** Work instructions **
Show every line containing "global" by copying it.
= = = =
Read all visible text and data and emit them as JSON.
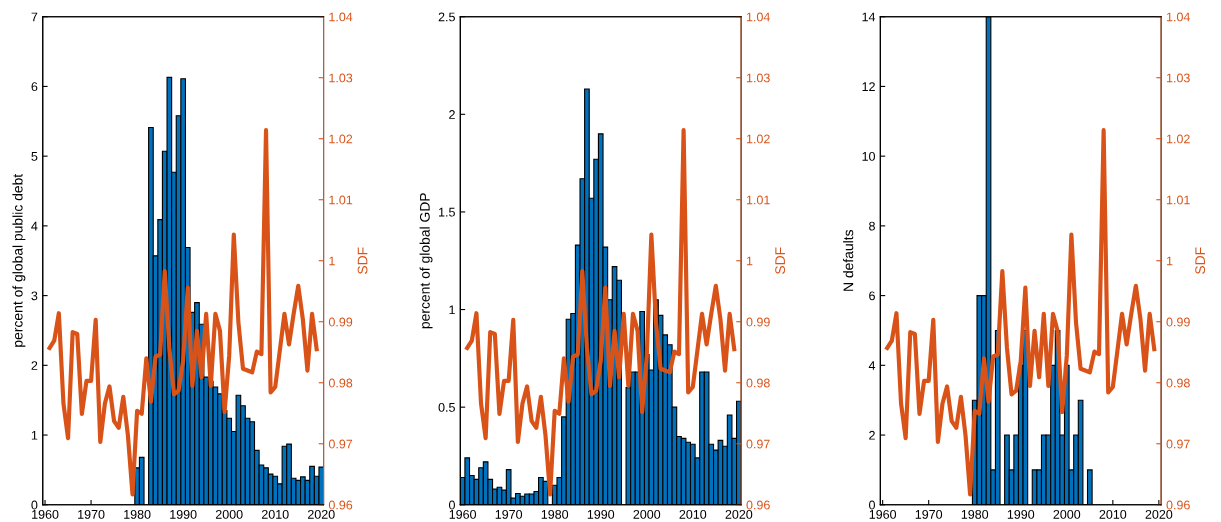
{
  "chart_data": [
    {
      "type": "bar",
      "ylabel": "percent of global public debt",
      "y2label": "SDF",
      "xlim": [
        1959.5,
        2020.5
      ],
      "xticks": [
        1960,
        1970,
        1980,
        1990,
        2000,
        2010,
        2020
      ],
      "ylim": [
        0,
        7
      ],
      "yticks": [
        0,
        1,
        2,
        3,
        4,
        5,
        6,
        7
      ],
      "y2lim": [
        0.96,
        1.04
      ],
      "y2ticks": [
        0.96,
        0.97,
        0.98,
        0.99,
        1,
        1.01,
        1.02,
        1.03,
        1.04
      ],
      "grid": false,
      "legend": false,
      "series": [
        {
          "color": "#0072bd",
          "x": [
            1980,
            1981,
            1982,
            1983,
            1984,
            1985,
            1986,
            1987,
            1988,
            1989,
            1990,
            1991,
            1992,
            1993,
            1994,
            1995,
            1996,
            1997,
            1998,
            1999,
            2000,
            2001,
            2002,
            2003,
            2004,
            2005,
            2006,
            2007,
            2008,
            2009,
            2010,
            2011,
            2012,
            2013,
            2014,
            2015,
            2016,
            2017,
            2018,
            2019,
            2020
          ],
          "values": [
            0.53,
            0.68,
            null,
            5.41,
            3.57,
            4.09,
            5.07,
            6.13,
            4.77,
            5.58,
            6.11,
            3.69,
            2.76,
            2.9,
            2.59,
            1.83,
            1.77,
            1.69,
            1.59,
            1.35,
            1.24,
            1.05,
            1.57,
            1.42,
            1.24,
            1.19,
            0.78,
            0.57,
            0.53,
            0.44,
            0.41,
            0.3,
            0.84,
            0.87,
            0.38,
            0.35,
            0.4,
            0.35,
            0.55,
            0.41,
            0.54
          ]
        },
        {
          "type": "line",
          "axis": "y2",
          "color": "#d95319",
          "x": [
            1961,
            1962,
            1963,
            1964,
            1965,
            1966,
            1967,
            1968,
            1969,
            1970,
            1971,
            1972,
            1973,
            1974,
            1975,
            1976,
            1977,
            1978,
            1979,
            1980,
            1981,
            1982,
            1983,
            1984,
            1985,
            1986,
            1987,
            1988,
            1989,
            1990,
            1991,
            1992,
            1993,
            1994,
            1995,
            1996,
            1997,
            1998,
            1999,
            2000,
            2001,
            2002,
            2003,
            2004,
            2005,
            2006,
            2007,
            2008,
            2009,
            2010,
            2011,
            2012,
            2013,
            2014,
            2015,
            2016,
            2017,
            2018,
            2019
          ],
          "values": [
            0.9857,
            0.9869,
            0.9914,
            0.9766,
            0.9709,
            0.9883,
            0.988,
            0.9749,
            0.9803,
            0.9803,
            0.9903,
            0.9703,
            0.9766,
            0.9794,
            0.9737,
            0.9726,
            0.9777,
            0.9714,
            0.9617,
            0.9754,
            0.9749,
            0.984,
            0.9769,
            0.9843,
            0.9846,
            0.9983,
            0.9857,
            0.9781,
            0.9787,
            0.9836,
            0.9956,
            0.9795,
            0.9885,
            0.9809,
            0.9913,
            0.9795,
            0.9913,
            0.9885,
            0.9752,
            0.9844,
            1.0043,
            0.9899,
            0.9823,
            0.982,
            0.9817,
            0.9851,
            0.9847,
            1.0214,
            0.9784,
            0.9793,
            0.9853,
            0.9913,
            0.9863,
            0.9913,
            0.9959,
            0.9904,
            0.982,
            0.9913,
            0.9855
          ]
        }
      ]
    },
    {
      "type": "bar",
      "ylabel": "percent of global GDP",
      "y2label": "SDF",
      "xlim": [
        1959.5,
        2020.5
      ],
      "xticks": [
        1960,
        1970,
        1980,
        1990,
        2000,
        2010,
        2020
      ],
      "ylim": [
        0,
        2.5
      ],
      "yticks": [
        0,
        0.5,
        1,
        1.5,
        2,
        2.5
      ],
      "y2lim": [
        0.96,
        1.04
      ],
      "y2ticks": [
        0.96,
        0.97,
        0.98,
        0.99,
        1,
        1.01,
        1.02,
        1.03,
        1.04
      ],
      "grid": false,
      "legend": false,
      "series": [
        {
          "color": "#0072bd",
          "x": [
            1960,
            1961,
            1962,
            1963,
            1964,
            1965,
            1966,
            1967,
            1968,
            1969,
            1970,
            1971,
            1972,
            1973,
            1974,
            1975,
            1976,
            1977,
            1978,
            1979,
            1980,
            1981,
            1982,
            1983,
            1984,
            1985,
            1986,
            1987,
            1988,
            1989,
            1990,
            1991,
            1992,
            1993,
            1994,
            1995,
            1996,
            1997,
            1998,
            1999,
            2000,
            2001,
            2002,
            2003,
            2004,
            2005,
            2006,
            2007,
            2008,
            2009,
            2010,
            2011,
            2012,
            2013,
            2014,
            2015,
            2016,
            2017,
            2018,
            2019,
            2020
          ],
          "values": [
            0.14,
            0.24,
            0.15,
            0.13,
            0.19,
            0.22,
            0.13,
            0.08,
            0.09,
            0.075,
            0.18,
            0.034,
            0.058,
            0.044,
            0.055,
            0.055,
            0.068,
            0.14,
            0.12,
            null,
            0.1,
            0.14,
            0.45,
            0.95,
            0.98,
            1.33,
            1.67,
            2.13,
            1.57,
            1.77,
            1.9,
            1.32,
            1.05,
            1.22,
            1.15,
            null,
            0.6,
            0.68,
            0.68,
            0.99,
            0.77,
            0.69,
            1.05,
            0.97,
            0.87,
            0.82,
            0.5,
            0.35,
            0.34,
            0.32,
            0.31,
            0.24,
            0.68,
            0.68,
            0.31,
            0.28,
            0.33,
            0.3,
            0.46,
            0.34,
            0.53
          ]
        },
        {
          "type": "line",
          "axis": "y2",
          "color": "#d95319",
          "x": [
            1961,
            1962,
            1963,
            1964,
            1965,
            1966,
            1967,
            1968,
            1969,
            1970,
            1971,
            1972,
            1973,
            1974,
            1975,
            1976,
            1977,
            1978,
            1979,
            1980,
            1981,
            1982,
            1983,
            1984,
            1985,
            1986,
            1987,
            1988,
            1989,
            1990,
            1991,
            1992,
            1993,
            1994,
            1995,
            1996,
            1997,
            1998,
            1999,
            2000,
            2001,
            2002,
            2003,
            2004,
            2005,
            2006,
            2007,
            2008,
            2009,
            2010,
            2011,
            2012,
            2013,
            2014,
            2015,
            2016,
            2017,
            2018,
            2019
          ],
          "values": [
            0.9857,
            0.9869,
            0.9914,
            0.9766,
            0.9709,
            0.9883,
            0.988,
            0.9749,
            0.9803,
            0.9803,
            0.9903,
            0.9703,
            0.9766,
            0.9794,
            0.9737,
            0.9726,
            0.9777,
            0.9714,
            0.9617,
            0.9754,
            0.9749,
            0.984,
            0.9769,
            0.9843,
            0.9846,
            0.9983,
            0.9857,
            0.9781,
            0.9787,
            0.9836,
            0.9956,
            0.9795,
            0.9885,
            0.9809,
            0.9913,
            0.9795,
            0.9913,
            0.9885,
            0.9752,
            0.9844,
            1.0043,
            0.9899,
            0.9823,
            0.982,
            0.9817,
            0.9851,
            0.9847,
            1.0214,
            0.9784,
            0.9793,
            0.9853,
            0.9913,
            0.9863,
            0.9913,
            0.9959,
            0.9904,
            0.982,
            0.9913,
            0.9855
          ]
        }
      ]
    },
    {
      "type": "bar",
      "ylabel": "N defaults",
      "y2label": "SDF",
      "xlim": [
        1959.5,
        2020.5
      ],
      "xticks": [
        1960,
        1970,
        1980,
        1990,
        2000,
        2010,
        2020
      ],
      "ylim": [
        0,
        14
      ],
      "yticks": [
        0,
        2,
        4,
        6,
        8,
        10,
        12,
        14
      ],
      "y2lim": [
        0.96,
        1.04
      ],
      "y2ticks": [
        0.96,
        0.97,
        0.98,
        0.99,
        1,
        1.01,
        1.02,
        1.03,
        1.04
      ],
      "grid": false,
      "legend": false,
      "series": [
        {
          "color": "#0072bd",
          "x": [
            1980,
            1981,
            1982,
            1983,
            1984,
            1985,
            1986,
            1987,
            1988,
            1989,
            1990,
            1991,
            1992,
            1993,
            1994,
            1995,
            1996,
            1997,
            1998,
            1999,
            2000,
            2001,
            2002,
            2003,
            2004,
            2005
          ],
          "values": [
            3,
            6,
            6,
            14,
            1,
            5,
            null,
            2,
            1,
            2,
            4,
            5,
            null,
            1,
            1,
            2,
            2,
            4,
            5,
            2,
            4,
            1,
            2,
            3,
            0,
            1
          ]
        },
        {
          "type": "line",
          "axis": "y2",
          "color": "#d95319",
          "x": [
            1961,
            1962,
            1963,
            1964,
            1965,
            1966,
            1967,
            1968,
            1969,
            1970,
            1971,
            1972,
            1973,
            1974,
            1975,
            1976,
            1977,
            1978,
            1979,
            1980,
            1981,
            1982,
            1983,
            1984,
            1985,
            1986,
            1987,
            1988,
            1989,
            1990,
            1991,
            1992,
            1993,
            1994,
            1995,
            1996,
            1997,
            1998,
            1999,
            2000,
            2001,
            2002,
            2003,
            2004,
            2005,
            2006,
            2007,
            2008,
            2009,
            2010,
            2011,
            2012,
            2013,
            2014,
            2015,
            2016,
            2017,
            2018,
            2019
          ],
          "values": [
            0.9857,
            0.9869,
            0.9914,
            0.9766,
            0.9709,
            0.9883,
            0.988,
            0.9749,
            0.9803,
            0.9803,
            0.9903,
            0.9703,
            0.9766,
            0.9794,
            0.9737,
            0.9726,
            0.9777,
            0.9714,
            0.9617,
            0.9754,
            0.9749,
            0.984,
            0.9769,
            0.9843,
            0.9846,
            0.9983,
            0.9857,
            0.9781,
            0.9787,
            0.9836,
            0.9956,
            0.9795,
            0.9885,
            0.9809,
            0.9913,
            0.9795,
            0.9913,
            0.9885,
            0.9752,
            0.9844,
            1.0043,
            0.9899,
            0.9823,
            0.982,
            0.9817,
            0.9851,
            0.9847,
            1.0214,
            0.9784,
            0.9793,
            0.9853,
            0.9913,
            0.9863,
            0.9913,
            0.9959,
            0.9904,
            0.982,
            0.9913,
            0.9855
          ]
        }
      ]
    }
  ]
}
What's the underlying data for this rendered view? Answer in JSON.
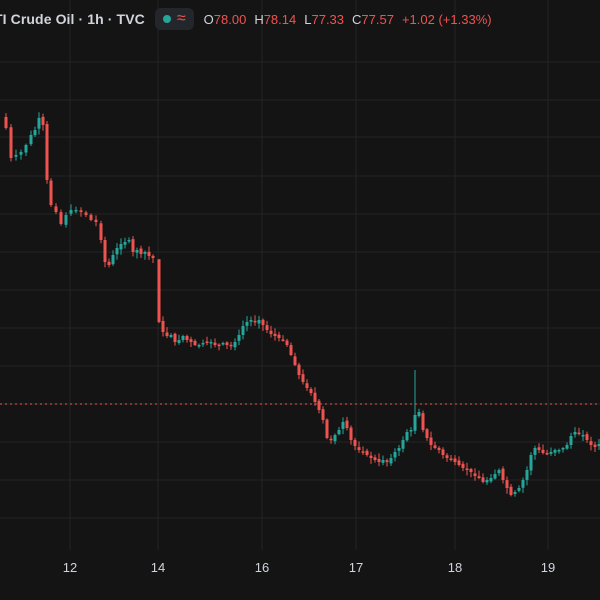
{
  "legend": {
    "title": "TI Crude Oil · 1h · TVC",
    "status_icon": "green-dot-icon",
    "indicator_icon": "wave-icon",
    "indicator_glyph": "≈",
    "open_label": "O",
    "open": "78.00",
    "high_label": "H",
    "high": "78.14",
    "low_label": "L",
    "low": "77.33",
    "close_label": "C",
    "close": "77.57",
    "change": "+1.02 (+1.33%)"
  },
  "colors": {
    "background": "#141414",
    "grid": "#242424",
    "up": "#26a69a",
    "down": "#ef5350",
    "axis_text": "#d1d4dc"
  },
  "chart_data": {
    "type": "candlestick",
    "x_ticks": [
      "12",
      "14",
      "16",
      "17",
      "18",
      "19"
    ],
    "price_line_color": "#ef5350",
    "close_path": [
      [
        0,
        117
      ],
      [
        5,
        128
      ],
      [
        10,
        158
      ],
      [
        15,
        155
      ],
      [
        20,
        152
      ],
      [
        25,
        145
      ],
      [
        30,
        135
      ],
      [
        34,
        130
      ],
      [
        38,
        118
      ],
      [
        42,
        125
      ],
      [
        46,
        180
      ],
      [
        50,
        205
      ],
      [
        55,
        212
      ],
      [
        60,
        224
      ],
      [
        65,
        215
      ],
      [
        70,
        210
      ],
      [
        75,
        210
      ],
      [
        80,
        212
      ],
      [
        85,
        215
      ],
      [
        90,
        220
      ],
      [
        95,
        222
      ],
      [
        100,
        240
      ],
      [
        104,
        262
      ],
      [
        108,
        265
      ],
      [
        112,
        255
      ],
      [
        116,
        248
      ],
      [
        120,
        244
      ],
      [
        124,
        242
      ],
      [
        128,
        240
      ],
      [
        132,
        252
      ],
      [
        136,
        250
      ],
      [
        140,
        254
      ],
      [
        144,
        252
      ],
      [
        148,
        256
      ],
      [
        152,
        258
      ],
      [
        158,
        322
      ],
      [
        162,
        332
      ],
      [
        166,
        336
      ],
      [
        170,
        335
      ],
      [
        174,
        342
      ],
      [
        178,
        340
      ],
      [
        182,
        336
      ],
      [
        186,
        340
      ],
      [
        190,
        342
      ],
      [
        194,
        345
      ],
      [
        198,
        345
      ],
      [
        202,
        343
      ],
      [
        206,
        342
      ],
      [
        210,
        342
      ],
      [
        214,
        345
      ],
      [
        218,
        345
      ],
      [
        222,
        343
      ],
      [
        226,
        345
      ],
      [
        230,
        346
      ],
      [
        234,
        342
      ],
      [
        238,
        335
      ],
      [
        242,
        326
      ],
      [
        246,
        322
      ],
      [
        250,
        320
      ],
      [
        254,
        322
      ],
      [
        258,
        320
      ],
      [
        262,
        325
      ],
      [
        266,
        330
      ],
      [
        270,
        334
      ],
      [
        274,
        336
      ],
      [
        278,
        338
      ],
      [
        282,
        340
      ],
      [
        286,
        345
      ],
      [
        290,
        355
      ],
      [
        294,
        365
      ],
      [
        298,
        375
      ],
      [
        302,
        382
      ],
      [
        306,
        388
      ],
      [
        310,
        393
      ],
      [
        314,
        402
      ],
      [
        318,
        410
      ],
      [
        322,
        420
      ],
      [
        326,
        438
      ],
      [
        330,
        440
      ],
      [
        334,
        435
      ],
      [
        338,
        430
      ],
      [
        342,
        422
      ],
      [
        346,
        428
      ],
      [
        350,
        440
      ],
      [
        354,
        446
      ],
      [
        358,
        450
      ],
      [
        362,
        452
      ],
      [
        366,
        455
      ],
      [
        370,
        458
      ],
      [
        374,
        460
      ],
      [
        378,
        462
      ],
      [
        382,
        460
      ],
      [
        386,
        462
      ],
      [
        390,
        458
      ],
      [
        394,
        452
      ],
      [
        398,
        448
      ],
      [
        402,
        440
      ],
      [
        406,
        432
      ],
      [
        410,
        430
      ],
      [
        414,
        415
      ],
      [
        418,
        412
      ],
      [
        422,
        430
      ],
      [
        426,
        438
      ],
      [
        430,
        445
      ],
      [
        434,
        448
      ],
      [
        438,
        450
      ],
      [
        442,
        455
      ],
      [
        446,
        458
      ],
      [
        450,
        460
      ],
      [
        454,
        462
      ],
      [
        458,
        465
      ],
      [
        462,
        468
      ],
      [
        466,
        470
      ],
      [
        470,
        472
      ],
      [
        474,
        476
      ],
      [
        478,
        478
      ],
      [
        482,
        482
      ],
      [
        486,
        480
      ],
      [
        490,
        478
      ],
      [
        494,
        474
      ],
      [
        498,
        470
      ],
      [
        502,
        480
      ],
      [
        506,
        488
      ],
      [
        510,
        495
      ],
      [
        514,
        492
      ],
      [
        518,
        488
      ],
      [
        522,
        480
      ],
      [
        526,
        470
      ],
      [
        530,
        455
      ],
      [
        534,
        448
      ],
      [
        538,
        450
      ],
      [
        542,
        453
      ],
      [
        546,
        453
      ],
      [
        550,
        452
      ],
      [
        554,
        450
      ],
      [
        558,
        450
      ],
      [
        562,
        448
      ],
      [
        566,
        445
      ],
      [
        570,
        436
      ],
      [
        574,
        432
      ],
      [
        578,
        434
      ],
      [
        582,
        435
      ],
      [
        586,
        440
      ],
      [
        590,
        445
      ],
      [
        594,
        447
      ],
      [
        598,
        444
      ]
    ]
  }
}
= = = =
** The completed task **
      "ylabel": "percent of global public debt",
      "ylabel": "percent of global GDP",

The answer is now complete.